▸ **What to do**: Copy out all lines that hold "text".

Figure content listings
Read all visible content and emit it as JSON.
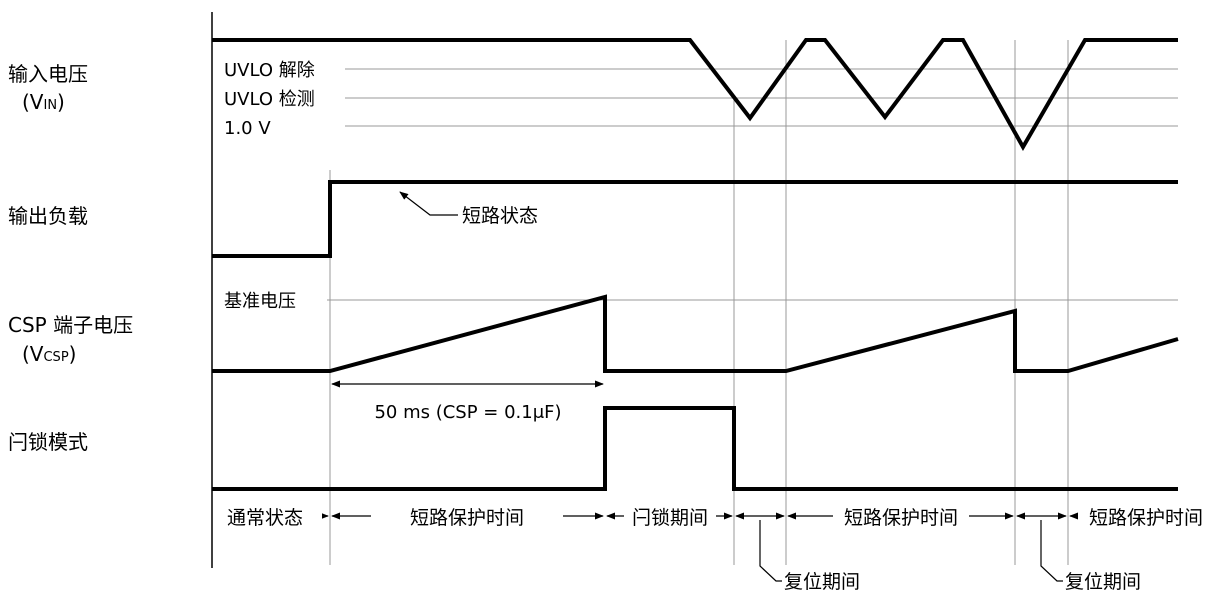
{
  "signals": {
    "vin": {
      "name": "输入电压",
      "symbol_prefix": "(V",
      "symbol_sub": "IN",
      "symbol_suffix": ")"
    },
    "load": {
      "name": "输出负载"
    },
    "csp": {
      "name": "CSP 端子电压",
      "symbol_prefix": "(V",
      "symbol_sub": "CSP",
      "symbol_suffix": ")"
    },
    "latch": {
      "name": "闩锁模式"
    }
  },
  "levels": {
    "uvlo_release": "UVLO 解除",
    "uvlo_detect": "UVLO 检测",
    "v1": "1.0 V",
    "reference": "基准电压"
  },
  "annotations": {
    "short_state": "短路状态",
    "timer": "50 ms (CSP = 0.1μF)",
    "reset1": "复位期间",
    "reset2": "复位期间"
  },
  "periods": [
    "通常状态",
    "短路保护时间",
    "闩锁期间",
    "短路保护时间",
    "短路保护时间"
  ]
}
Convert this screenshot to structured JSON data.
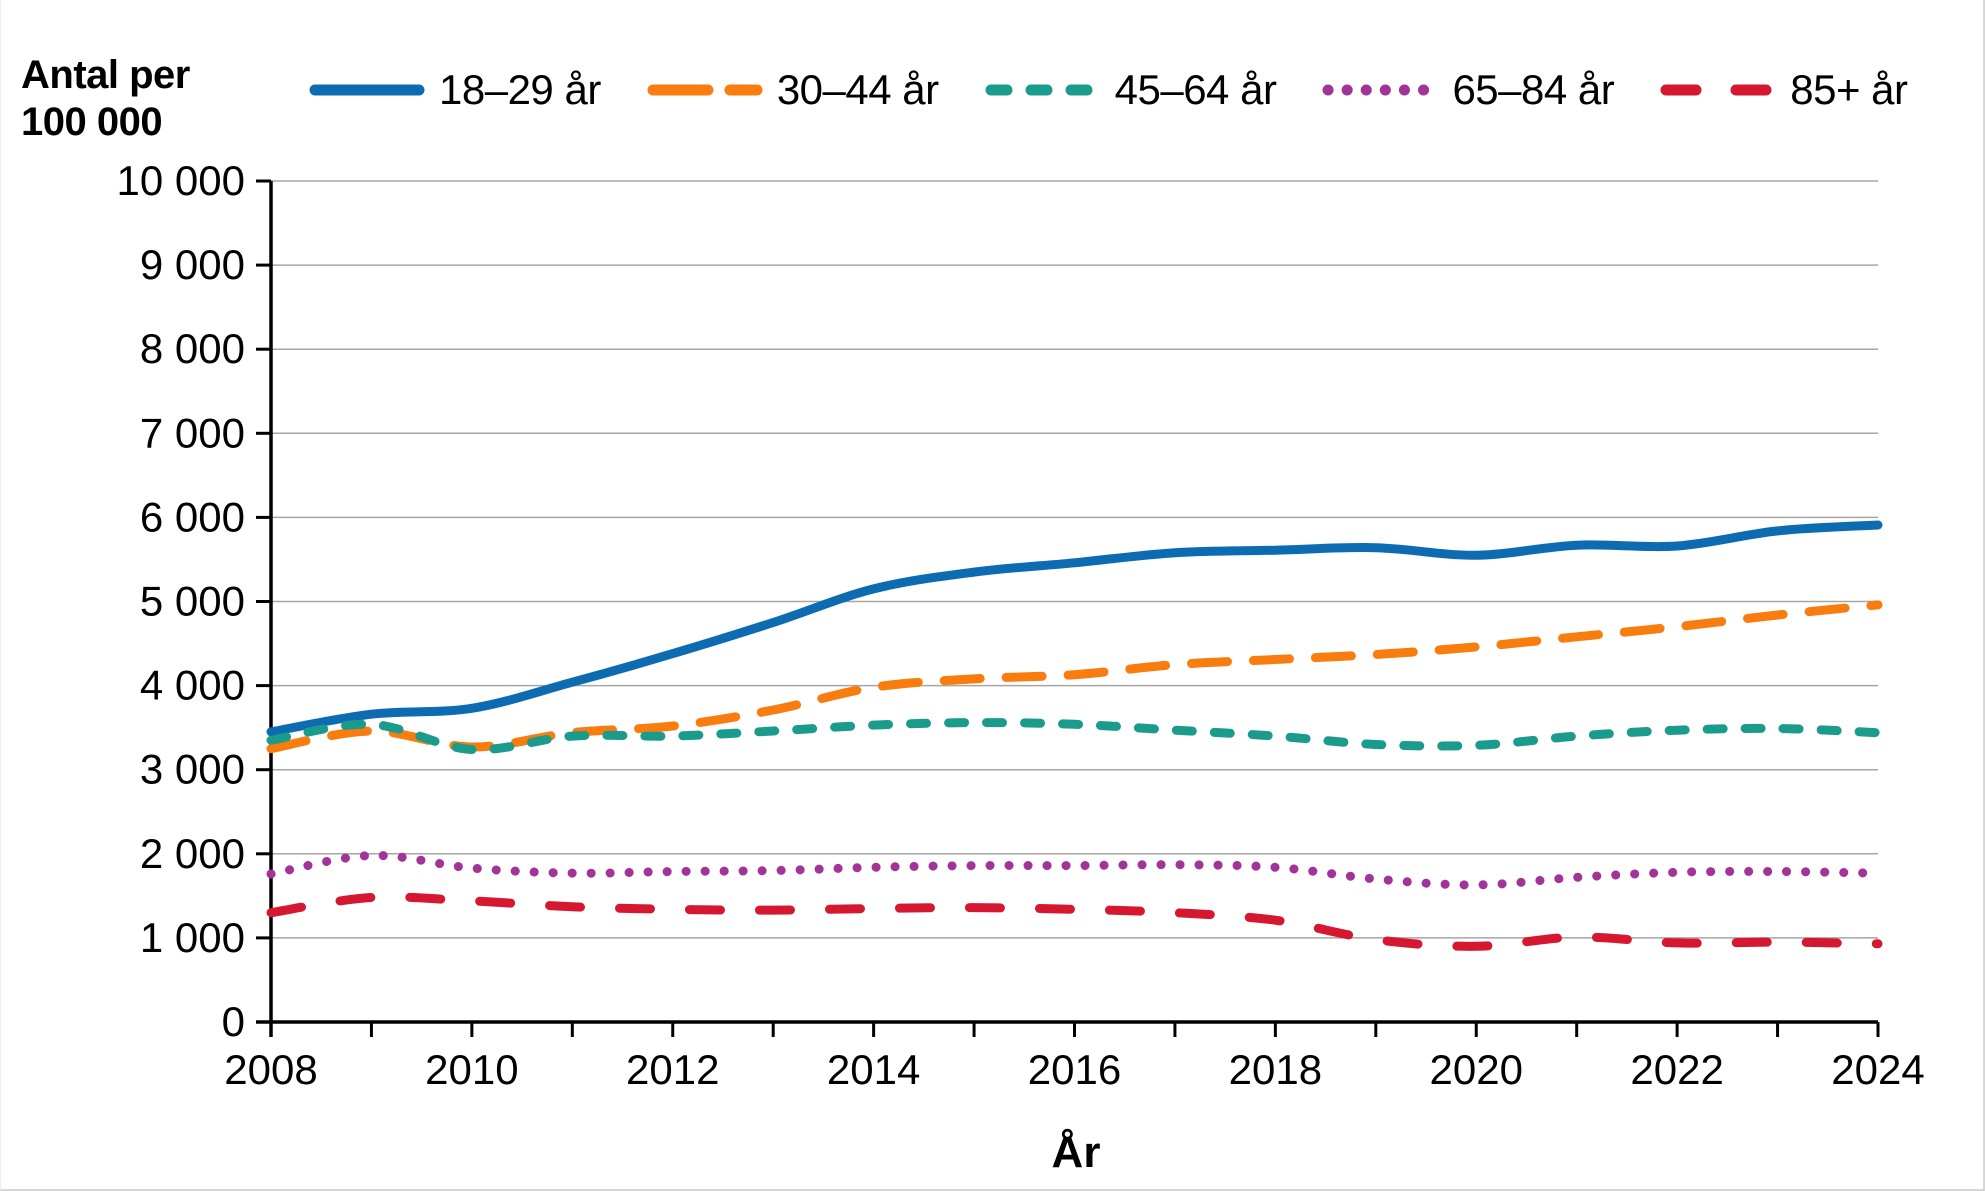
{
  "chart_data": {
    "type": "line",
    "y_axis": {
      "title_line1": "Antal per",
      "title_line2": "100 000",
      "min": 0,
      "max": 10000,
      "tick_step": 1000,
      "tick_labels": [
        "0",
        "1 000",
        "2 000",
        "3 000",
        "4 000",
        "5 000",
        "6 000",
        "7 000",
        "8 000",
        "9 000",
        "10 000"
      ]
    },
    "x_axis": {
      "title": "År",
      "min": 2008,
      "max": 2024,
      "tick_step": 1,
      "label_step": 2,
      "tick_labels": [
        "2008",
        "2010",
        "2012",
        "2014",
        "2016",
        "2018",
        "2020",
        "2022",
        "2024"
      ]
    },
    "x": [
      2008,
      2009,
      2010,
      2011,
      2012,
      2013,
      2014,
      2015,
      2016,
      2017,
      2018,
      2019,
      2020,
      2021,
      2022,
      2023,
      2024
    ],
    "series": [
      {
        "name": "18–29 år",
        "color": "#0d6cb1",
        "line_style": "solid",
        "values": [
          3450,
          3660,
          3730,
          4040,
          4380,
          4750,
          5150,
          5350,
          5460,
          5580,
          5610,
          5640,
          5550,
          5670,
          5660,
          5840,
          5910
        ]
      },
      {
        "name": "30–44 år",
        "color": "#f87d0e",
        "line_style": "long-dash",
        "values": [
          3250,
          3460,
          3270,
          3440,
          3520,
          3710,
          3980,
          4080,
          4130,
          4250,
          4310,
          4370,
          4460,
          4580,
          4700,
          4840,
          4960
        ]
      },
      {
        "name": "45–64 år",
        "color": "#1b9b8c",
        "line_style": "short-dash",
        "values": [
          3350,
          3540,
          3240,
          3400,
          3400,
          3460,
          3530,
          3560,
          3540,
          3470,
          3400,
          3300,
          3290,
          3400,
          3470,
          3490,
          3440
        ]
      },
      {
        "name": "65–84 år",
        "color": "#a23499",
        "line_style": "dot",
        "values": [
          1760,
          1980,
          1830,
          1770,
          1790,
          1800,
          1840,
          1860,
          1860,
          1870,
          1840,
          1700,
          1630,
          1720,
          1780,
          1790,
          1770
        ]
      },
      {
        "name": "85+ år",
        "color": "#d5182f",
        "line_style": "wide-dash",
        "values": [
          1300,
          1480,
          1440,
          1370,
          1340,
          1330,
          1350,
          1360,
          1340,
          1300,
          1210,
          980,
          900,
          1010,
          940,
          950,
          930
        ]
      }
    ],
    "grid_color": "#a6a6a6",
    "axis_color": "#000000",
    "legend_position": "top"
  }
}
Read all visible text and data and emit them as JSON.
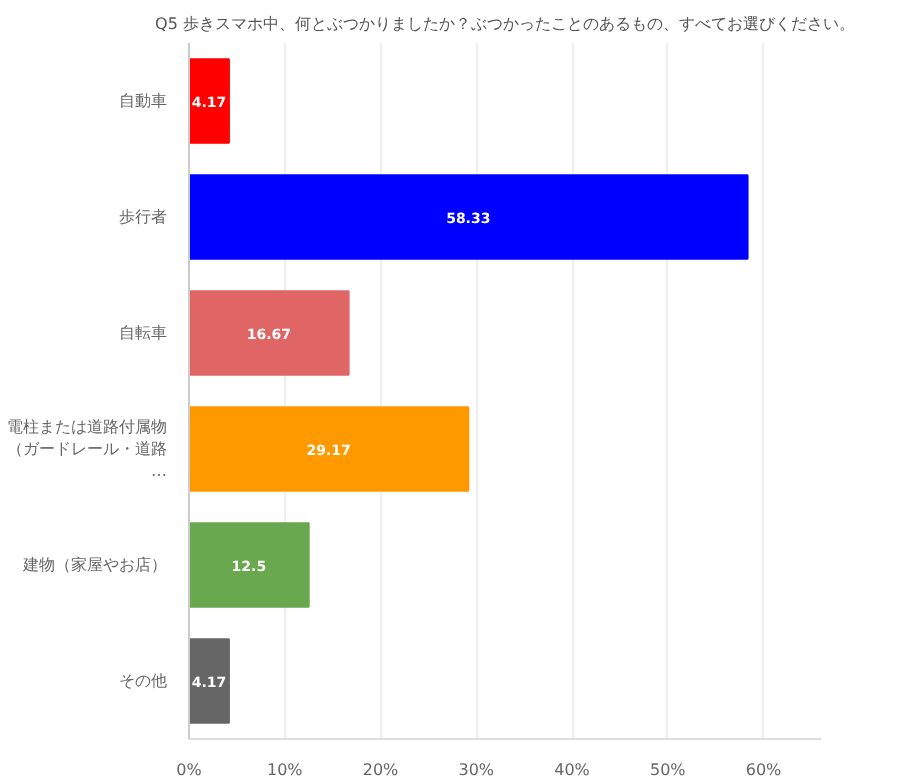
{
  "chart_data": {
    "type": "bar",
    "orientation": "horizontal",
    "title": "Q5 歩きスマホ中、何とぶつかりましたか？ぶつかったことのあるもの、すべてお選びください。",
    "categories": [
      "自動車",
      "歩行者",
      "自転車",
      "電柱または道路付属物（ガードレール・道路…",
      "建物（家屋やお店）",
      "その他"
    ],
    "values": [
      4.17,
      58.33,
      16.67,
      29.17,
      12.5,
      4.17
    ],
    "colors": [
      "#ff0000",
      "#0000ff",
      "#e06666",
      "#ff9900",
      "#6aa84f",
      "#666666"
    ],
    "xlim": [
      0,
      66
    ],
    "xticks": [
      {
        "value": 0,
        "label": "0%"
      },
      {
        "value": 10,
        "label": "10%"
      },
      {
        "value": 20,
        "label": "20%"
      },
      {
        "value": 30,
        "label": "30%"
      },
      {
        "value": 40,
        "label": "40%"
      },
      {
        "value": 50,
        "label": "50%"
      },
      {
        "value": 60,
        "label": "60%"
      }
    ],
    "grid": "x",
    "data_labels": true
  }
}
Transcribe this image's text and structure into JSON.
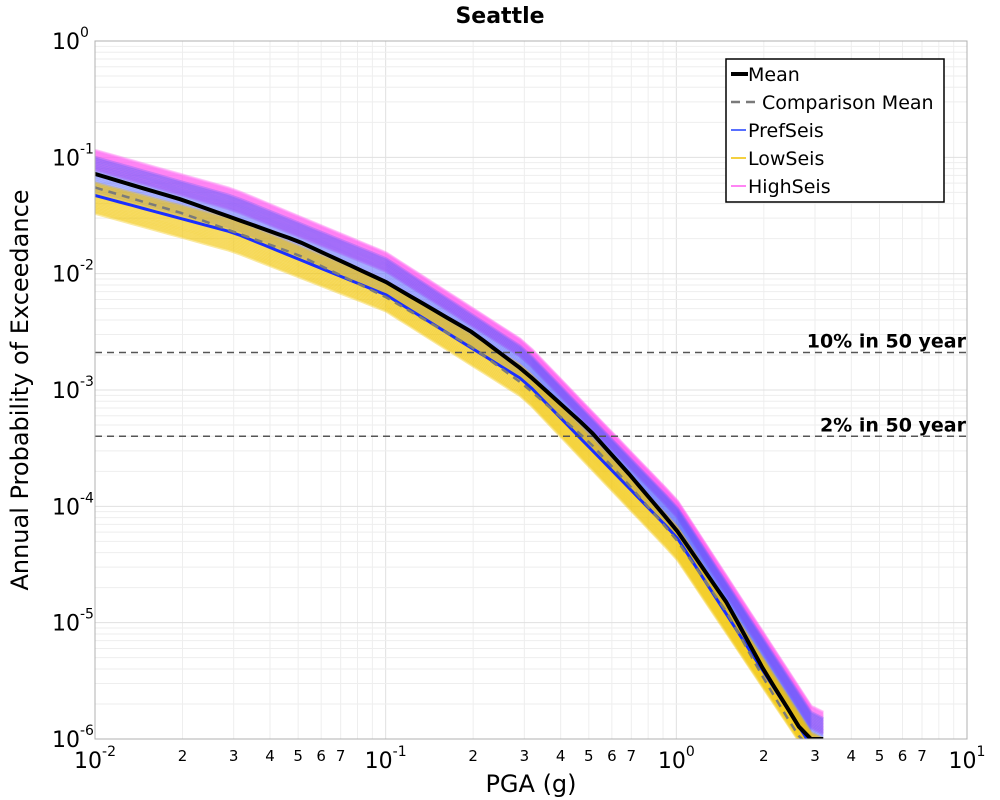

▸ **Output of the exercise**:
Read all visible text and data and emit them as JSON.
Transcribe this image's text and structure into JSON.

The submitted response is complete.